Rows from a dataset
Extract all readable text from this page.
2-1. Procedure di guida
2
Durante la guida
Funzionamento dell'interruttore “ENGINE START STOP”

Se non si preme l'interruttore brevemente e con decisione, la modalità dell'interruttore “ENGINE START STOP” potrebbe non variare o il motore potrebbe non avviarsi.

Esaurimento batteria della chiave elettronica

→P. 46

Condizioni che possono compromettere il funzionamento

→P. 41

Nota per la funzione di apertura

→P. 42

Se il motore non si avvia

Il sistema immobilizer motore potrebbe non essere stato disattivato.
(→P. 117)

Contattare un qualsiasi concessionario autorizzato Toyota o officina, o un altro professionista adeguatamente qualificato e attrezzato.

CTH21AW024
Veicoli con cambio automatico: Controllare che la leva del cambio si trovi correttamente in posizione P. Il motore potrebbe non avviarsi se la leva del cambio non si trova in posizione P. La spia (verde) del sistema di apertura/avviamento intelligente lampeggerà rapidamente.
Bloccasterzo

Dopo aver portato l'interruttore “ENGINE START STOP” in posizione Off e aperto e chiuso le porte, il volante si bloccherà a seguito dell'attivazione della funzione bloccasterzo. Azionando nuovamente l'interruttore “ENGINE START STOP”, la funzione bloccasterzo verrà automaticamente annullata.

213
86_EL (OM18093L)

GIVEN PROBLEM:
Repeat all of the entries exactly.

RESPONSE TO THIS TASK:
Extract all readable text from this page.
2-1. Procedure di guida
2
Durante la guida
Funzionamento dell'interruttore “ENGINE START STOP”

Se non si preme l'interruttore brevemente e con decisione, la modalità dell'interruttore “ENGINE START STOP” potrebbe non variare o il motore potrebbe non avviarsi.

Esaurimento batteria della chiave elettronica

→P. 46

Condizioni che possono compromettere il funzionamento

→P. 41

Nota per la funzione di apertura

→P. 42

Se il motore non si avvia

Il sistema immobilizer motore potrebbe non essere stato disattivato.
(→P. 117)

Contattare un qualsiasi concessionario autorizzato Toyota o officina, o un altro professionista adeguatamente qualificato e attrezzato.

CTH21AW024
Veicoli con cambio automatico: Controllare che la leva del cambio si trovi correttamente in posizione P. Il motore potrebbe non avviarsi se la leva del cambio non si trova in posizione P. La spia (verde) del sistema di apertura/avviamento intelligente lampeggerà rapidamente.
Bloccasterzo

Dopo aver portato l'interruttore “ENGINE START STOP” in posizione Off e aperto e chiuso le porte, il volante si bloccherà a seguito dell'attivazione della funzione bloccasterzo. Azionando nuovamente l'interruttore “ENGINE START STOP”, la funzione bloccasterzo verrà automaticamente annullata.

213
86_EL (OM18093L)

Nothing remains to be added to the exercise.